### Exercise requirements
Write out every line of the material exactly as it appears.

>> Begin Listed entries

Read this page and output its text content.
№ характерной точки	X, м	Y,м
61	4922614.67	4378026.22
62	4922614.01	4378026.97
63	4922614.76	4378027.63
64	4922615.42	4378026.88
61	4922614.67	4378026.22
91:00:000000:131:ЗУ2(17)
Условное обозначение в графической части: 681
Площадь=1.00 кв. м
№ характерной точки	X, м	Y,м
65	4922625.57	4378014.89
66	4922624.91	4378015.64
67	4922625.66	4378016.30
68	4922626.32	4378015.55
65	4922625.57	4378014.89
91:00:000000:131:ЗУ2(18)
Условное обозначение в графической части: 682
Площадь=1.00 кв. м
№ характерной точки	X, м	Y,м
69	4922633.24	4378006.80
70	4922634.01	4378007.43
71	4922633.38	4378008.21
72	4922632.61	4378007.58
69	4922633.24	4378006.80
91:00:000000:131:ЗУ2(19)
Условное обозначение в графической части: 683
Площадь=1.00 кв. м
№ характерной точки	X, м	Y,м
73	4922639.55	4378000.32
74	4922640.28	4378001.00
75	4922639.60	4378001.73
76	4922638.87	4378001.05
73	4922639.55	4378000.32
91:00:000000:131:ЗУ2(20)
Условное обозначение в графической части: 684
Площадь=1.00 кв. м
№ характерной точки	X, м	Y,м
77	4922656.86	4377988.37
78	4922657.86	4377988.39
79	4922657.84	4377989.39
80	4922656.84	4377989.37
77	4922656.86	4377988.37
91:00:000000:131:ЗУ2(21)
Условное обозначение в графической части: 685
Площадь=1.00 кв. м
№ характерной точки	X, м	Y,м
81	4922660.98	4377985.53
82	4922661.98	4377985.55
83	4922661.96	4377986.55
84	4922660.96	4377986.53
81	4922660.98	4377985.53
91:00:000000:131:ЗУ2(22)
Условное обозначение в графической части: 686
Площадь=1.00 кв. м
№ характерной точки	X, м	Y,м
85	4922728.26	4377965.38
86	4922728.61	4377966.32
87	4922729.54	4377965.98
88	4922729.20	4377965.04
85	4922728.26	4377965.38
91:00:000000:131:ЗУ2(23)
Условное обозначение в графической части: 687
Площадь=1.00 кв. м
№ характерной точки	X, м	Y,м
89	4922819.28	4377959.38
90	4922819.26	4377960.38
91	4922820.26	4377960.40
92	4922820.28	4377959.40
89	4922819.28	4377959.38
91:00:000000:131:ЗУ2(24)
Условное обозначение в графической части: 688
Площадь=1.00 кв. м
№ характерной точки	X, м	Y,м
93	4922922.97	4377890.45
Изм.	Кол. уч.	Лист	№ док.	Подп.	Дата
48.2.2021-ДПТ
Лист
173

>> End Listed entries

### Expected answer
Read this page and output its text content.
№ характерной точки	X, м	Y,м
61	4922614.67	4378026.22
62	4922614.01	4378026.97
63	4922614.76	4378027.63
64	4922615.42	4378026.88
61	4922614.67	4378026.22
91:00:000000:131:ЗУ2(17)
Условное обозначение в графической части: 681
Площадь=1.00 кв. м
№ характерной точки	X, м	Y,м
65	4922625.57	4378014.89
66	4922624.91	4378015.64
67	4922625.66	4378016.30
68	4922626.32	4378015.55
65	4922625.57	4378014.89
91:00:000000:131:ЗУ2(18)
Условное обозначение в графической части: 682
Площадь=1.00 кв. м
№ характерной точки	X, м	Y,м
69	4922633.24	4378006.80
70	4922634.01	4378007.43
71	4922633.38	4378008.21
72	4922632.61	4378007.58
69	4922633.24	4378006.80
91:00:000000:131:ЗУ2(19)
Условное обозначение в графической части: 683
Площадь=1.00 кв. м
№ характерной точки	X, м	Y,м
73	4922639.55	4378000.32
74	4922640.28	4378001.00
75	4922639.60	4378001.73
76	4922638.87	4378001.05
73	4922639.55	4378000.32
91:00:000000:131:ЗУ2(20)
Условное обозначение в графической части: 684
Площадь=1.00 кв. м
№ характерной точки	X, м	Y,м
77	4922656.86	4377988.37
78	4922657.86	4377988.39
79	4922657.84	4377989.39
80	4922656.84	4377989.37
77	4922656.86	4377988.37
91:00:000000:131:ЗУ2(21)
Условное обозначение в графической части: 685
Площадь=1.00 кв. м
№ характерной точки	X, м	Y,м
81	4922660.98	4377985.53
82	4922661.98	4377985.55
83	4922661.96	4377986.55
84	4922660.96	4377986.53
81	4922660.98	4377985.53
91:00:000000:131:ЗУ2(22)
Условное обозначение в графической части: 686
Площадь=1.00 кв. м
№ характерной точки	X, м	Y,м
85	4922728.26	4377965.38
86	4922728.61	4377966.32
87	4922729.54	4377965.98
88	4922729.20	4377965.04
85	4922728.26	4377965.38
91:00:000000:131:ЗУ2(23)
Условное обозначение в графической части: 687
Площадь=1.00 кв. м
№ характерной точки	X, м	Y,м
89	4922819.28	4377959.38
90	4922819.26	4377960.38
91	4922820.26	4377960.40
92	4922820.28	4377959.40
89	4922819.28	4377959.38
91:00:000000:131:ЗУ2(24)
Условное обозначение в графической части: 688
Площадь=1.00 кв. м
№ характерной точки	X, м	Y,м
93	4922922.97	4377890.45
Изм.	Кол. уч.	Лист	№ док.	Подп.	Дата
48.2.2021-ДПТ
Лист
173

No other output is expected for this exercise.